**To do:**
Transcribe every line, keeping it exact.

* * * *

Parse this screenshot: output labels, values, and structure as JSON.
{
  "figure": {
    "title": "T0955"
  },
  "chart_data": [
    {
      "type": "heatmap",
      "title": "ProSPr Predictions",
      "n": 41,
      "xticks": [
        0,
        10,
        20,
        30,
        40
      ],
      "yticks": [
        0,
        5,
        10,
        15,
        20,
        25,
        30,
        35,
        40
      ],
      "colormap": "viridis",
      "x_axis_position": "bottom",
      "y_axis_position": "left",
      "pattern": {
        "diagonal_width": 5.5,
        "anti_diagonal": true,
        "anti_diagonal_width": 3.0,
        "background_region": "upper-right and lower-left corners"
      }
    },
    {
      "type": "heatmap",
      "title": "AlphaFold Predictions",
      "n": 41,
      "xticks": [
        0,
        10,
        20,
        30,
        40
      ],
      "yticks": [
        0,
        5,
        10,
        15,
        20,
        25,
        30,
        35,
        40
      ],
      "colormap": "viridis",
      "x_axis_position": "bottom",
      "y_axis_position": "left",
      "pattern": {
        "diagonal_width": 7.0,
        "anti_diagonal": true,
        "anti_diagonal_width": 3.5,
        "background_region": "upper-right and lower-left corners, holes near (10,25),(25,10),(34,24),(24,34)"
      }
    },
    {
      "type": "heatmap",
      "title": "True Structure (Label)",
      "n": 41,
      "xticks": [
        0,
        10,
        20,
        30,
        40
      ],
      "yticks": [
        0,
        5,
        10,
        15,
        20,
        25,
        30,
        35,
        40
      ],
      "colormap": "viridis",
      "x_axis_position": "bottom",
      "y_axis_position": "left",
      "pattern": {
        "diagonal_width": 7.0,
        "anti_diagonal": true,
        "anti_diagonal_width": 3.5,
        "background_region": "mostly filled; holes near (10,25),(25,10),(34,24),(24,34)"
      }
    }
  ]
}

* * * *

**Expected answer:**
Parse this screenshot: output labels, values, and structure as JSON.
{
  "figure": {
    "title": "T0955"
  },
  "chart_data": [
    {
      "type": "heatmap",
      "title": "ProSPr Predictions",
      "n": 41,
      "xticks": [
        0,
        10,
        20,
        30,
        40
      ],
      "yticks": [
        0,
        5,
        10,
        15,
        20,
        25,
        30,
        35,
        40
      ],
      "colormap": "viridis",
      "x_axis_position": "bottom",
      "y_axis_position": "left",
      "pattern": {
        "diagonal_width": 5.5,
        "anti_diagonal": true,
        "anti_diagonal_width": 3.0,
        "background_region": "upper-right and lower-left corners"
      }
    },
    {
      "type": "heatmap",
      "title": "AlphaFold Predictions",
      "n": 41,
      "xticks": [
        0,
        10,
        20,
        30,
        40
      ],
      "yticks": [
        0,
        5,
        10,
        15,
        20,
        25,
        30,
        35,
        40
      ],
      "colormap": "viridis",
      "x_axis_position": "bottom",
      "y_axis_position": "left",
      "pattern": {
        "diagonal_width": 7.0,
        "anti_diagonal": true,
        "anti_diagonal_width": 3.5,
        "background_region": "upper-right and lower-left corners, holes near (10,25),(25,10),(34,24),(24,34)"
      }
    },
    {
      "type": "heatmap",
      "title": "True Structure (Label)",
      "n": 41,
      "xticks": [
        0,
        10,
        20,
        30,
        40
      ],
      "yticks": [
        0,
        5,
        10,
        15,
        20,
        25,
        30,
        35,
        40
      ],
      "colormap": "viridis",
      "x_axis_position": "bottom",
      "y_axis_position": "left",
      "pattern": {
        "diagonal_width": 7.0,
        "anti_diagonal": true,
        "anti_diagonal_width": 3.5,
        "background_region": "mostly filled; holes near (10,25),(25,10),(34,24),(24,34)"
      }
    }
  ]
}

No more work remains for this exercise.